Data records:
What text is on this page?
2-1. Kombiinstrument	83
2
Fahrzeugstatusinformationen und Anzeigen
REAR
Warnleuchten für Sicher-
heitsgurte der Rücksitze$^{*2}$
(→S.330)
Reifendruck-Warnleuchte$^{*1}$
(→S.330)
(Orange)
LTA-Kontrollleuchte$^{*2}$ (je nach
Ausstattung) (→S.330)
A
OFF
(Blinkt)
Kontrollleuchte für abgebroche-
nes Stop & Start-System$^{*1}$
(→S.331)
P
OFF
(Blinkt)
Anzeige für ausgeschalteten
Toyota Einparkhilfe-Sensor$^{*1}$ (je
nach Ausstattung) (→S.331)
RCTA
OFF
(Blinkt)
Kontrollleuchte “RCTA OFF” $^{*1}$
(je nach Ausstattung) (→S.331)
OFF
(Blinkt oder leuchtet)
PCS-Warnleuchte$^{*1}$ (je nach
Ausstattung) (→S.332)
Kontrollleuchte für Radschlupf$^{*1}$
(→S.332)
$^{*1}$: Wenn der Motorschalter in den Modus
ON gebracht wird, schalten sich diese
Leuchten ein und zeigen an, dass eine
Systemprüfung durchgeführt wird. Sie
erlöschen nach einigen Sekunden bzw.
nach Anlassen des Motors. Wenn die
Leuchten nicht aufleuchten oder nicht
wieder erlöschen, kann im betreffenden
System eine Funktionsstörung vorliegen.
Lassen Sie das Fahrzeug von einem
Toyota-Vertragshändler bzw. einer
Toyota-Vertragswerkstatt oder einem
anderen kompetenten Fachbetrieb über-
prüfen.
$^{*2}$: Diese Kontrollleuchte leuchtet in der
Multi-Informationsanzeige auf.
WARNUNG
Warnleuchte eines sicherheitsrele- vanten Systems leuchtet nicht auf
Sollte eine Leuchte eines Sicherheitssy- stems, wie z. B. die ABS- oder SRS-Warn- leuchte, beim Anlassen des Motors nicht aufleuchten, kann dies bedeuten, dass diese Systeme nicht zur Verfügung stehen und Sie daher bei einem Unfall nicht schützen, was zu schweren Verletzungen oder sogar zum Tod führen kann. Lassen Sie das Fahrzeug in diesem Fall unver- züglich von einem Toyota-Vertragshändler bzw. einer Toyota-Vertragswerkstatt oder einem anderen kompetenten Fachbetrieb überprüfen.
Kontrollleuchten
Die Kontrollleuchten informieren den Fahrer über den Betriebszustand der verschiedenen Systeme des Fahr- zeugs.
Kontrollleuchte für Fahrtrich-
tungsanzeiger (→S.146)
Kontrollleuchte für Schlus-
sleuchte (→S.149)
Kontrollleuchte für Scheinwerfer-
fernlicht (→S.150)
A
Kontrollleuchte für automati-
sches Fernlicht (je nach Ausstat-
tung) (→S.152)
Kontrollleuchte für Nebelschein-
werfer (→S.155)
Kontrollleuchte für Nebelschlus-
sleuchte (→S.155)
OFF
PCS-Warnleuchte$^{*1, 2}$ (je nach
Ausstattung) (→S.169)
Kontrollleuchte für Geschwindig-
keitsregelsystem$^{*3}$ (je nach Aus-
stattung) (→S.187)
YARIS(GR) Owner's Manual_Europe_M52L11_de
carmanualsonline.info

* _Stated task_:
Scan the material and collect every line that contains "nach".

* _Task solution_:
LTA-Kontrollleuchte$^{*2}$ (je nach
nach Ausstattung) (→S.331)
(je nach Ausstattung) (→S.331)
PCS-Warnleuchte$^{*1}$ (je nach
erlöschen nach einigen Sekunden bzw.
nach Anlassen des Motors. Wenn die
sches Fernlicht (je nach Ausstat-
PCS-Warnleuchte$^{*1, 2}$ (je nach
keitsregelsystem$^{*3}$ (je nach Aus-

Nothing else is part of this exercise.